[Start of RECORDS SHOWN]
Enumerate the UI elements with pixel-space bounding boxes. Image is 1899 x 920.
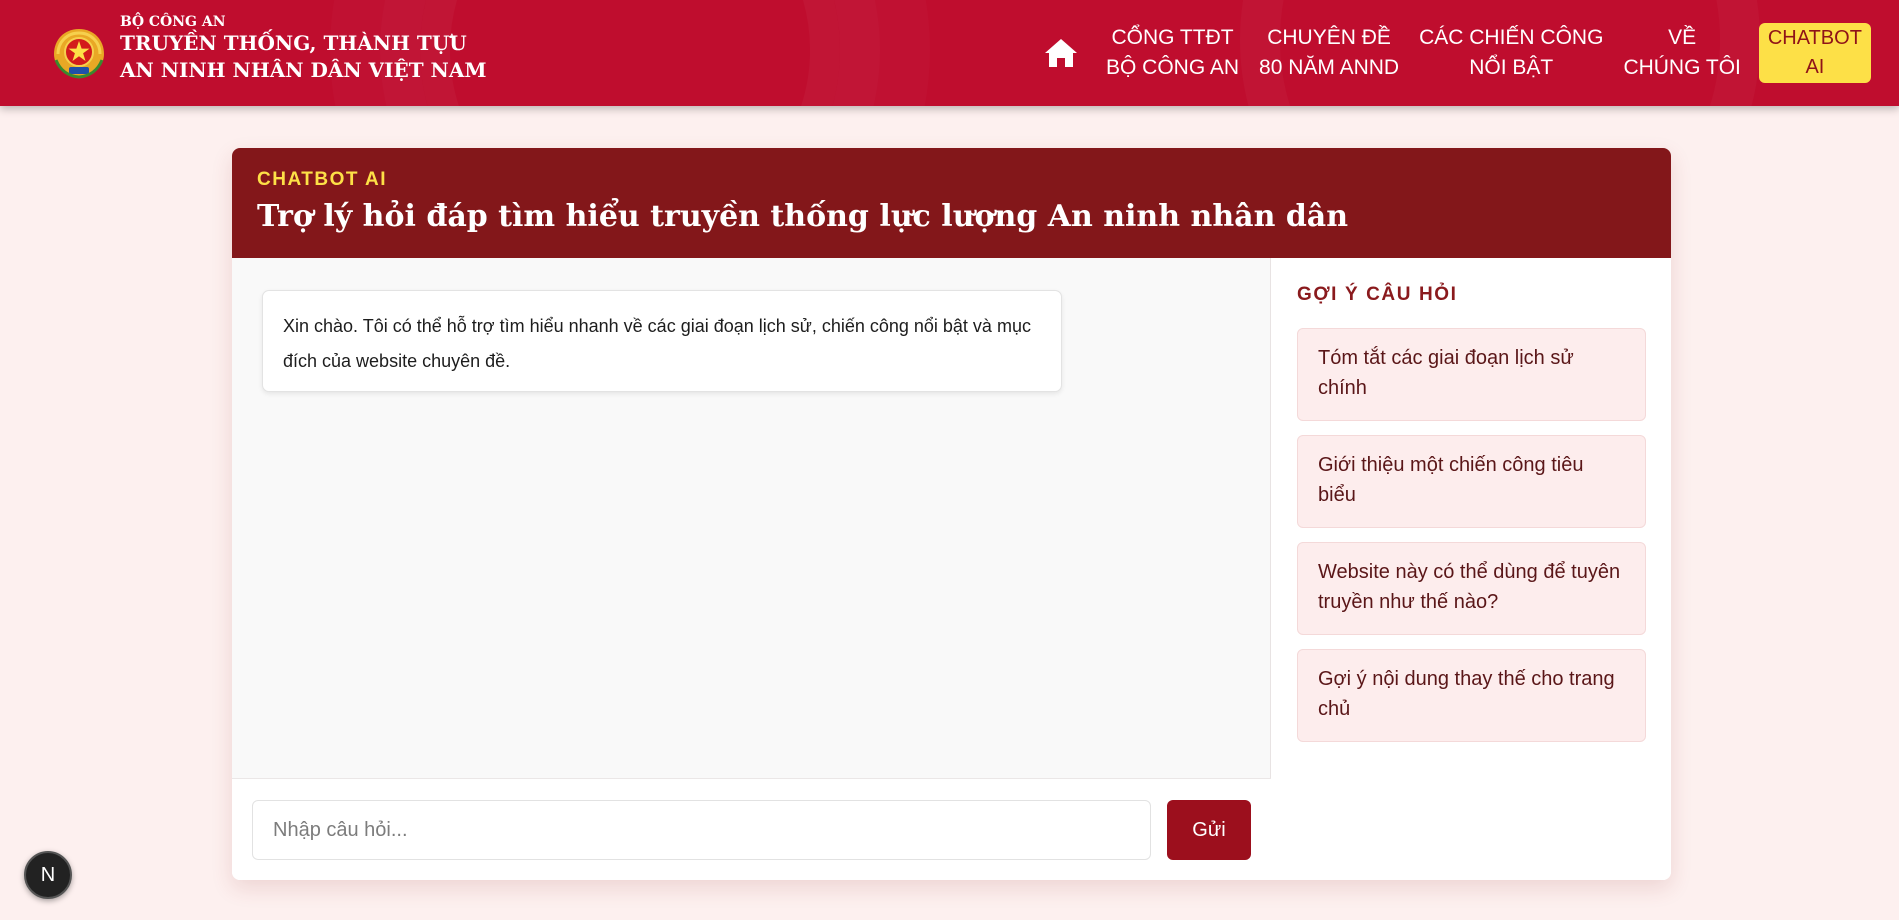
nav-label: CÁC CHIẾN CÔNG [1419,26,1604,49]
brand-line-2: AN NINH NHÂN DÂN VIỆT NAM [120,58,487,82]
nav-label: CHUYÊN ĐỀ [1267,26,1391,49]
site-brand[interactable]: BỘ CÔNG AN TRUYỀN THỐNG, THÀNH TỰU AN NI… [120,14,486,84]
brand-small: BỘ CÔNG AN [120,14,226,30]
nav-label: CỔNG TTĐT [1111,26,1234,49]
top-header: BỘ CÔNG AN TRUYỀN THỐNG, THÀNH TỰU AN NI… [0,0,1899,106]
nav-label: NỔI BẬT [1469,56,1554,79]
bot-message: Xin chào. Tôi có thể hỗ trợ tìm hiểu nha… [262,290,1062,392]
card-header: CHATBOT AI Trợ lý hỏi đáp tìm hiểu truyề… [232,148,1671,258]
nav-item-cong-ttdt[interactable]: CỔNG TTĐT BỘ CÔNG AN [1096,23,1249,83]
nav-item-chuyen-de[interactable]: CHUYÊN ĐỀ 80 NĂM ANND [1249,23,1409,83]
nav-cta-label: AI [1805,56,1825,78]
suggestion-item[interactable]: Website này có thể dùng để tuyên truyền … [1297,542,1646,635]
suggestion-title: GỢI Ý CÂU HỎI [1297,284,1458,305]
nextjs-badge[interactable]: N [24,851,72,899]
main-nav: CỔNG TTĐT BỘ CÔNG AN CHUYÊN ĐỀ 80 NĂM AN… [1040,0,1871,106]
suggestion-item[interactable]: Tóm tắt các giai đoạn lịch sử chính [1297,328,1646,421]
nav-label: BỘ CÔNG AN [1106,56,1240,79]
suggestion-panel: GỢI Ý CÂU HỎI Tóm tắt các giai đoạn lịch… [1272,258,1671,880]
card-eyebrow: CHATBOT AI [257,169,388,190]
suggestion-item[interactable]: Giới thiệu một chiến công tiêu biểu [1297,435,1646,528]
police-emblem-icon[interactable] [50,26,108,80]
brand-line-1: TRUYỀN THỐNG, THÀNH TỰU [120,31,467,55]
chat-composer: Gửi [232,778,1271,880]
card-title: Trợ lý hỏi đáp tìm hiểu truyền thống lực… [257,199,1349,234]
chat-panel[interactable]: Xin chào. Tôi có thể hỗ trợ tìm hiểu nha… [232,258,1271,880]
nav-item-ve-chung-toi[interactable]: VỀ CHÚNG TÔI [1613,23,1750,83]
nav-chatbot-button[interactable]: CHATBOT AI [1758,23,1871,83]
nav-label: VỀ [1668,26,1697,49]
chatbot-card: CHATBOT AI Trợ lý hỏi đáp tìm hiểu truyề… [232,148,1671,880]
nav-home[interactable] [1040,32,1082,74]
nav-cta-label: CHATBOT [1767,27,1862,49]
suggestion-item[interactable]: Gợi ý nội dung thay thế cho trang chủ [1297,649,1646,742]
send-button[interactable]: Gửi [1167,800,1251,860]
nav-label: 80 NĂM ANND [1259,56,1400,79]
nav-label: CHÚNG TÔI [1623,56,1741,79]
chat-input[interactable] [252,800,1151,860]
nav-item-chien-cong[interactable]: CÁC CHIẾN CÔNG NỔI BẬT [1409,23,1613,83]
home-icon [1045,39,1077,67]
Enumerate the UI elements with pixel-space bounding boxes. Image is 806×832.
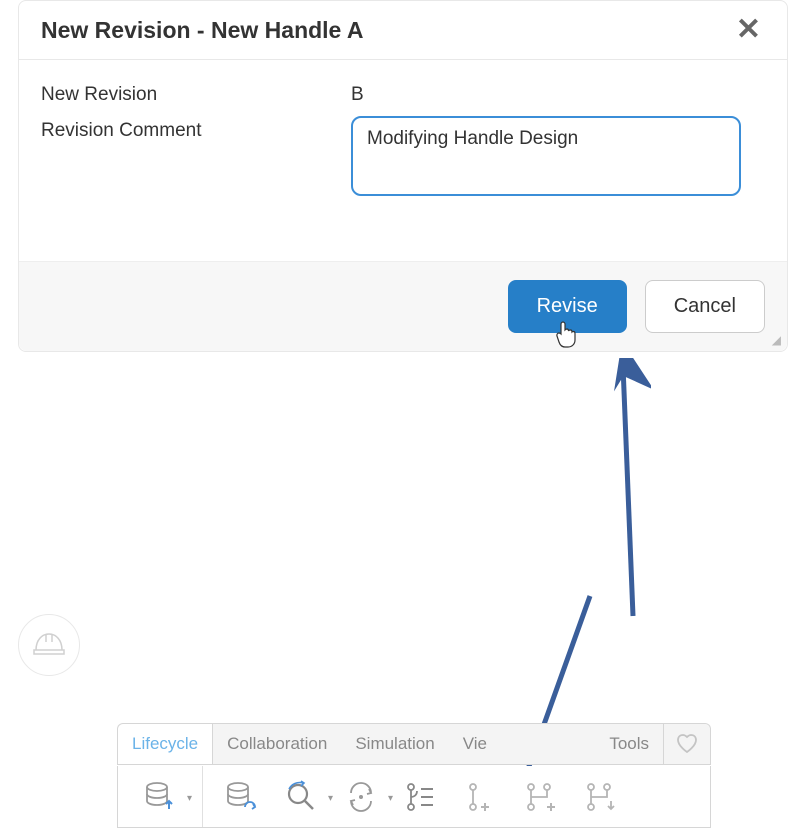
toolbar-group-2: ▾ ▾ (203, 766, 643, 827)
dropdown-caret-icon: ▾ (388, 793, 393, 804)
database-up-icon (142, 779, 178, 815)
dialog-title: New Revision - New Handle A (41, 17, 364, 44)
hardhat-badge[interactable] (18, 614, 80, 676)
heart-icon (676, 734, 698, 754)
form-row-comment: Revision Comment (41, 116, 765, 201)
tab-view[interactable]: Vie (449, 724, 501, 764)
form-row-revision: New Revision B (41, 80, 765, 106)
dialog-body: New Revision B Revision Comment (19, 60, 787, 261)
search-button[interactable]: ▾ (277, 773, 325, 821)
bottom-tab-panel: Lifecycle Collaboration Simulation Vie T… (117, 723, 711, 765)
cycle-icon (343, 779, 379, 815)
database-up-button[interactable]: ▾ (136, 773, 184, 821)
branch-add-icon (463, 779, 499, 815)
merge-down-icon (583, 779, 619, 815)
tab-collaboration[interactable]: Collaboration (213, 724, 341, 764)
lifecycle-toolbar: ▾ ▾ ▾ (117, 766, 711, 828)
search-icon (283, 779, 319, 815)
new-revision-value: B (351, 80, 364, 106)
revision-comment-input[interactable] (351, 116, 741, 196)
annotation-arrow-up (611, 358, 651, 618)
new-revision-dialog: New Revision - New Handle A ✕ New Revisi… (18, 0, 788, 352)
database-refresh-button[interactable] (217, 773, 265, 821)
merge-add-icon (523, 779, 559, 815)
tab-simulation[interactable]: Simulation (341, 724, 448, 764)
dialog-footer: Revise Cancel ◢ (19, 261, 787, 351)
resize-handle-icon[interactable]: ◢ (772, 333, 781, 347)
merge-add-button[interactable] (517, 773, 565, 821)
branch-add-button[interactable] (457, 773, 505, 821)
tab-strip: Lifecycle Collaboration Simulation Vie T… (118, 724, 710, 765)
dropdown-caret-icon: ▾ (187, 793, 192, 804)
dialog-header: New Revision - New Handle A ✕ (19, 1, 787, 60)
revision-comment-value-wrap (351, 116, 741, 201)
toolbar-group-1: ▾ (118, 766, 203, 827)
tab-tools[interactable]: Tools (595, 724, 663, 764)
dropdown-caret-icon: ▾ (328, 793, 333, 804)
revision-comment-label: Revision Comment (41, 116, 351, 142)
database-refresh-icon (223, 779, 259, 815)
cycle-button[interactable]: ▾ (337, 773, 385, 821)
merge-down-button[interactable] (577, 773, 625, 821)
branch-list-button[interactable] (397, 773, 445, 821)
tab-lifecycle[interactable]: Lifecycle (118, 724, 213, 764)
cancel-button[interactable]: Cancel (645, 280, 765, 333)
close-icon: ✕ (736, 13, 761, 46)
close-button[interactable]: ✕ (732, 15, 765, 45)
new-revision-label: New Revision (41, 80, 351, 106)
branch-list-icon (403, 779, 439, 815)
revise-button[interactable]: Revise (508, 280, 627, 333)
hardhat-icon (32, 630, 66, 661)
tab-favorite[interactable] (663, 724, 710, 764)
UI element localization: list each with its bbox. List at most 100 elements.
[End of RECORDS SHOWN]
__TASK OBJECTIVE__: Reproduce every line of the items above verbatim, omitting the pictures.

__WRITTEN RESPONSE__:
Enumerate the UI elements with pixel-space bounding boxes. Image is 1899 x 920.
nav-label: CÁC CHIẾN CÔNG [1419,26,1604,49]
brand-line-2: AN NINH NHÂN DÂN VIỆT NAM [120,58,487,82]
nav-label: CHUYÊN ĐỀ [1267,26,1391,49]
site-brand[interactable]: BỘ CÔNG AN TRUYỀN THỐNG, THÀNH TỰU AN NI… [120,14,486,84]
brand-small: BỘ CÔNG AN [120,14,226,30]
nav-label: CỔNG TTĐT [1111,26,1234,49]
top-header: BỘ CÔNG AN TRUYỀN THỐNG, THÀNH TỰU AN NI… [0,0,1899,106]
nav-label: NỔI BẬT [1469,56,1554,79]
bot-message: Xin chào. Tôi có thể hỗ trợ tìm hiểu nha… [262,290,1062,392]
card-header: CHATBOT AI Trợ lý hỏi đáp tìm hiểu truyề… [232,148,1671,258]
nav-item-cong-ttdt[interactable]: CỔNG TTĐT BỘ CÔNG AN [1096,23,1249,83]
nav-item-chuyen-de[interactable]: CHUYÊN ĐỀ 80 NĂM ANND [1249,23,1409,83]
nav-cta-label: AI [1805,56,1825,78]
suggestion-item[interactable]: Website này có thể dùng để tuyên truyền … [1297,542,1646,635]
suggestion-title: GỢI Ý CÂU HỎI [1297,284,1458,305]
nextjs-badge[interactable]: N [24,851,72,899]
main-nav: CỔNG TTĐT BỘ CÔNG AN CHUYÊN ĐỀ 80 NĂM AN… [1040,0,1871,106]
suggestion-item[interactable]: Tóm tắt các giai đoạn lịch sử chính [1297,328,1646,421]
nav-label: BỘ CÔNG AN [1106,56,1240,79]
suggestion-panel: GỢI Ý CÂU HỎI Tóm tắt các giai đoạn lịch… [1272,258,1671,880]
card-eyebrow: CHATBOT AI [257,169,388,190]
suggestion-item[interactable]: Giới thiệu một chiến công tiêu biểu [1297,435,1646,528]
police-emblem-icon[interactable] [50,26,108,80]
brand-line-1: TRUYỀN THỐNG, THÀNH TỰU [120,31,467,55]
chat-composer: Gửi [232,778,1271,880]
card-title: Trợ lý hỏi đáp tìm hiểu truyền thống lực… [257,199,1349,234]
chat-panel[interactable]: Xin chào. Tôi có thể hỗ trợ tìm hiểu nha… [232,258,1271,880]
nav-item-ve-chung-toi[interactable]: VỀ CHÚNG TÔI [1613,23,1750,83]
nav-chatbot-button[interactable]: CHATBOT AI [1758,23,1871,83]
nav-label: VỀ [1668,26,1697,49]
chatbot-card: CHATBOT AI Trợ lý hỏi đáp tìm hiểu truyề… [232,148,1671,880]
nav-home[interactable] [1040,32,1082,74]
nav-cta-label: CHATBOT [1767,27,1862,49]
suggestion-item[interactable]: Gợi ý nội dung thay thế cho trang chủ [1297,649,1646,742]
send-button[interactable]: Gửi [1167,800,1251,860]
nav-label: 80 NĂM ANND [1259,56,1400,79]
nav-label: CHÚNG TÔI [1623,56,1741,79]
chat-input[interactable] [252,800,1151,860]
nav-item-chien-cong[interactable]: CÁC CHIẾN CÔNG NỔI BẬT [1409,23,1613,83]
home-icon [1045,39,1077,67]
Enumerate the UI elements with pixel-space bounding boxes. Image is 806×832.
toolbar-group-2: ▾ ▾ (203, 766, 643, 827)
dropdown-caret-icon: ▾ (388, 793, 393, 804)
database-up-icon (142, 779, 178, 815)
dialog-title: New Revision - New Handle A (41, 17, 364, 44)
hardhat-badge[interactable] (18, 614, 80, 676)
heart-icon (676, 734, 698, 754)
form-row-comment: Revision Comment (41, 116, 765, 201)
tab-view[interactable]: Vie (449, 724, 501, 764)
form-row-revision: New Revision B (41, 80, 765, 106)
dialog-body: New Revision B Revision Comment (19, 60, 787, 261)
search-button[interactable]: ▾ (277, 773, 325, 821)
bottom-tab-panel: Lifecycle Collaboration Simulation Vie T… (117, 723, 711, 765)
cycle-icon (343, 779, 379, 815)
database-up-button[interactable]: ▾ (136, 773, 184, 821)
branch-add-icon (463, 779, 499, 815)
merge-down-icon (583, 779, 619, 815)
tab-collaboration[interactable]: Collaboration (213, 724, 341, 764)
lifecycle-toolbar: ▾ ▾ ▾ (117, 766, 711, 828)
search-icon (283, 779, 319, 815)
new-revision-value: B (351, 80, 364, 106)
revision-comment-input[interactable] (351, 116, 741, 196)
annotation-arrow-up (611, 358, 651, 618)
new-revision-dialog: New Revision - New Handle A ✕ New Revisi… (18, 0, 788, 352)
database-refresh-button[interactable] (217, 773, 265, 821)
merge-add-icon (523, 779, 559, 815)
tab-simulation[interactable]: Simulation (341, 724, 448, 764)
dialog-footer: Revise Cancel ◢ (19, 261, 787, 351)
resize-handle-icon[interactable]: ◢ (772, 333, 781, 347)
merge-add-button[interactable] (517, 773, 565, 821)
branch-add-button[interactable] (457, 773, 505, 821)
tab-strip: Lifecycle Collaboration Simulation Vie T… (118, 724, 710, 765)
dropdown-caret-icon: ▾ (187, 793, 192, 804)
dialog-header: New Revision - New Handle A ✕ (19, 1, 787, 60)
revision-comment-value-wrap (351, 116, 741, 201)
toolbar-group-1: ▾ (118, 766, 203, 827)
tab-tools[interactable]: Tools (595, 724, 663, 764)
dropdown-caret-icon: ▾ (328, 793, 333, 804)
revision-comment-label: Revision Comment (41, 116, 351, 142)
database-refresh-icon (223, 779, 259, 815)
cycle-button[interactable]: ▾ (337, 773, 385, 821)
merge-down-button[interactable] (577, 773, 625, 821)
branch-list-button[interactable] (397, 773, 445, 821)
tab-lifecycle[interactable]: Lifecycle (118, 724, 213, 764)
cancel-button[interactable]: Cancel (645, 280, 765, 333)
close-icon: ✕ (736, 13, 761, 46)
close-button[interactable]: ✕ (732, 15, 765, 45)
new-revision-label: New Revision (41, 80, 351, 106)
branch-list-icon (403, 779, 439, 815)
revise-button[interactable]: Revise (508, 280, 627, 333)
hardhat-icon (32, 630, 66, 661)
tab-favorite[interactable] (663, 724, 710, 764)
UI element localization: list each with its bbox. List at most 100 elements.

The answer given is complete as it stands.